Give back exactly the lines running from the line with "Decode this image" to the end of the entries, and only those lines.

SUPPLIED DATA.

::::::

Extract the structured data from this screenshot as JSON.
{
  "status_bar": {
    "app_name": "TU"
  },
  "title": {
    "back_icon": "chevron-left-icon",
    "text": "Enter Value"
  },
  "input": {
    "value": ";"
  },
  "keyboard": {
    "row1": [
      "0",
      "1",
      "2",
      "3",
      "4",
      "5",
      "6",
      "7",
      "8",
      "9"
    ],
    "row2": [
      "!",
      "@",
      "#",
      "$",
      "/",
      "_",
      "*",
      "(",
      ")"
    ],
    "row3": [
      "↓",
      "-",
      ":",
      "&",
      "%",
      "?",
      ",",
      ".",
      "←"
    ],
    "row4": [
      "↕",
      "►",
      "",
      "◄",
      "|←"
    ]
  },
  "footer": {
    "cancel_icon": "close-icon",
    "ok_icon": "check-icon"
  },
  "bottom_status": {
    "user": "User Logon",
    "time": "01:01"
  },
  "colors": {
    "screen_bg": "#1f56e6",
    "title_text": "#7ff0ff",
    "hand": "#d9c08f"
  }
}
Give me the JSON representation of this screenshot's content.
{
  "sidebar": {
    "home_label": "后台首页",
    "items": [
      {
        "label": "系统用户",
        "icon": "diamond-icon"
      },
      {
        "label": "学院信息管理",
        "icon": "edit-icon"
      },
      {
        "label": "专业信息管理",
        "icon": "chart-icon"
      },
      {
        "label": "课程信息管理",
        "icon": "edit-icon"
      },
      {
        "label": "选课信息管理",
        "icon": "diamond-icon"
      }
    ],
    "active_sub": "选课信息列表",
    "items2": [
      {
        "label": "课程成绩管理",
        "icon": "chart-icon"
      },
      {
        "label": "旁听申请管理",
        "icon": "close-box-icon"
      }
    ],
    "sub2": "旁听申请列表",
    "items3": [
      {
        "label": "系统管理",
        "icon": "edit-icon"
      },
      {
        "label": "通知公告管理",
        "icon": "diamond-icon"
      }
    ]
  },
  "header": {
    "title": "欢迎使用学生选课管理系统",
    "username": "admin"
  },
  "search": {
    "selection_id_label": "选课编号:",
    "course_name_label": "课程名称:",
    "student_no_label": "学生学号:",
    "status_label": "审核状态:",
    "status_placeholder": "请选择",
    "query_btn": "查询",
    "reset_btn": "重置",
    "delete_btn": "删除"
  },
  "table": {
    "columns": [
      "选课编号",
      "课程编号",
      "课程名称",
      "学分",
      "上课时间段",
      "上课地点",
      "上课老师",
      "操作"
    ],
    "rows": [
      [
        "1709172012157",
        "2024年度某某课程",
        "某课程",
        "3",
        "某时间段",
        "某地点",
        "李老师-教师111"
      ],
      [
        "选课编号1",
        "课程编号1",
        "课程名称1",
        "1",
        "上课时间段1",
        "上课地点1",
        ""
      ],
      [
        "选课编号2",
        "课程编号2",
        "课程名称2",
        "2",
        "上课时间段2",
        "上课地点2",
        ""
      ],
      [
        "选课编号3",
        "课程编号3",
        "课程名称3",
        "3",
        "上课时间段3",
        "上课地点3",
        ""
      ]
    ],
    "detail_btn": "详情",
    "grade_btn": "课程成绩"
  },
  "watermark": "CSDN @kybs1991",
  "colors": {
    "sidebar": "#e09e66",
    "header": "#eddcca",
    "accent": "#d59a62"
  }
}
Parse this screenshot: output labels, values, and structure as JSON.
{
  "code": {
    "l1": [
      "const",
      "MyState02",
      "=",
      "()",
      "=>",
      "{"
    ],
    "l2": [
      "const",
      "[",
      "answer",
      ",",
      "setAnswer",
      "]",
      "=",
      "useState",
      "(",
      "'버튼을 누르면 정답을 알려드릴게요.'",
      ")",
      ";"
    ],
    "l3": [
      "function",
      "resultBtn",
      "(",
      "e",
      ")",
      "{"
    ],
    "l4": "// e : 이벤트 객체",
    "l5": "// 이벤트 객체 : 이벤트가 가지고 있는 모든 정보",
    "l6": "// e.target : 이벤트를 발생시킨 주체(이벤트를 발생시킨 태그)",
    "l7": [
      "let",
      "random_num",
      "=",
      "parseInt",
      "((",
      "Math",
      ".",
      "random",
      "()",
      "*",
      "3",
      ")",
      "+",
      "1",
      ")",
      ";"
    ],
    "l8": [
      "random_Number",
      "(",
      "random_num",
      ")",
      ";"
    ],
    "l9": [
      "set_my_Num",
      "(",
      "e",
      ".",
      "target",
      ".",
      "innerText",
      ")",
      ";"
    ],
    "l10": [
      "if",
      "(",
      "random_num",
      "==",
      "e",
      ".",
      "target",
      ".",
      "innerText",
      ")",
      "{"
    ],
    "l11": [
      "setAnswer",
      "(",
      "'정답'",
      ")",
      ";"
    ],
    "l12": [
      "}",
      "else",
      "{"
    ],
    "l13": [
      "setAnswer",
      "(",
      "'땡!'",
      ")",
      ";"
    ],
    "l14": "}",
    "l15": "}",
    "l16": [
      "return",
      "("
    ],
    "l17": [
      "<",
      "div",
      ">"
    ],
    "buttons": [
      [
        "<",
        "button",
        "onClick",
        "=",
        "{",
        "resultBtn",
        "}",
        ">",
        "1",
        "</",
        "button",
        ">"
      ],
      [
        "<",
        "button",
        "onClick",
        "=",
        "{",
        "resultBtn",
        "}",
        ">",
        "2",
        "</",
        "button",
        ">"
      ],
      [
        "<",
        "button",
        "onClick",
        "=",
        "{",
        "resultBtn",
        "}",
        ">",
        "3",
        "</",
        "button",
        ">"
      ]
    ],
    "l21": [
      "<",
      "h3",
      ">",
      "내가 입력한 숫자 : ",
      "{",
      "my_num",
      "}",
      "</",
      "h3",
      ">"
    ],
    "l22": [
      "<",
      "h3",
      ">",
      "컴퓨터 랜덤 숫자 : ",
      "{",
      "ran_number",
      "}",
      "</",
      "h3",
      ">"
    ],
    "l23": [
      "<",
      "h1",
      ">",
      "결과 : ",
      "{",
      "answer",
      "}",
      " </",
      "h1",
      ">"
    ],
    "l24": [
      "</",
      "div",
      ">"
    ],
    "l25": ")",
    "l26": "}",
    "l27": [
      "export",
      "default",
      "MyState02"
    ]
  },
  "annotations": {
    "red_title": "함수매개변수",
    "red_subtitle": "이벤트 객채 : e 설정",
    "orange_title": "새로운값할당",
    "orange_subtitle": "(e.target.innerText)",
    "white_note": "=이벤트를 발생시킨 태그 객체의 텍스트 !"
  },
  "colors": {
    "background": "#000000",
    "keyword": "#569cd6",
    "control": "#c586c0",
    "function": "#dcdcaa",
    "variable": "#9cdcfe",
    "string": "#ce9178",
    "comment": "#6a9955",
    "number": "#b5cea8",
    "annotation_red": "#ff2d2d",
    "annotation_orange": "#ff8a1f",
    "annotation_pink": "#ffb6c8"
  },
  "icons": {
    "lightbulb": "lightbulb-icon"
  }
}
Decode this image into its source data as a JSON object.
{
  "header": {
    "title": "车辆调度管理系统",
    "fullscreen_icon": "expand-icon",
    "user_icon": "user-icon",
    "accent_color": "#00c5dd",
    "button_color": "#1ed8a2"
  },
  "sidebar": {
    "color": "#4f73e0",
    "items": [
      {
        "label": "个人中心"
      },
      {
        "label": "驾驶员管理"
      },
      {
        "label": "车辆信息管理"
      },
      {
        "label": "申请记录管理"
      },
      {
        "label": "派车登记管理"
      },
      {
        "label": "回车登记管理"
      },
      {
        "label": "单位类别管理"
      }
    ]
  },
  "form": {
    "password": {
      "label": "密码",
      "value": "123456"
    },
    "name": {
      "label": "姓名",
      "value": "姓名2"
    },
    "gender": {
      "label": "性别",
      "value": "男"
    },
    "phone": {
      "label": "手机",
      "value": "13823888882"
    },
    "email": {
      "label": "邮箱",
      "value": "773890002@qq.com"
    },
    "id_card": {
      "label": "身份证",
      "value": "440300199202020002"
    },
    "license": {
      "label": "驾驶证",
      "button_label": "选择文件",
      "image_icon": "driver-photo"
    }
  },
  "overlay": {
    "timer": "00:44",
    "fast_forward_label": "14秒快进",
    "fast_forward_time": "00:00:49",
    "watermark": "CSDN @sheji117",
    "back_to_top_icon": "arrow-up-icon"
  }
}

::::::

PROBLEM SOLUTION.
Decode this image into its source data as a JSON object.
{
  "header": {
    "title": "车辆调度管理系统",
    "fullscreen_icon": "expand-icon",
    "user_icon": "user-icon",
    "accent_color": "#00c5dd",
    "button_color": "#1ed8a2"
  },
  "sidebar": {
    "color": "#4f73e0",
    "items": [
      {
        "label": "个人中心"
      },
      {
        "label": "驾驶员管理"
      },
      {
        "label": "车辆信息管理"
      },
      {
        "label": "申请记录管理"
      },
      {
        "label": "派车登记管理"
      },
      {
        "label": "回车登记管理"
      },
      {
        "label": "单位类别管理"
      }
    ]
  },
  "form": {
    "password": {
      "label": "密码",
      "value": "123456"
    },
    "name": {
      "label": "姓名",
      "value": "姓名2"
    },
    "gender": {
      "label": "性别",
      "value": "男"
    },
    "phone": {
      "label": "手机",
      "value": "13823888882"
    },
    "email": {
      "label": "邮箱",
      "value": "773890002@qq.com"
    },
    "id_card": {
      "label": "身份证",
      "value": "440300199202020002"
    },
    "license": {
      "label": "驾驶证",
      "button_label": "选择文件",
      "image_icon": "driver-photo"
    }
  },
  "overlay": {
    "timer": "00:44",
    "fast_forward_label": "14秒快进",
    "fast_forward_time": "00:00:49",
    "watermark": "CSDN @sheji117",
    "back_to_top_icon": "arrow-up-icon"
  }
}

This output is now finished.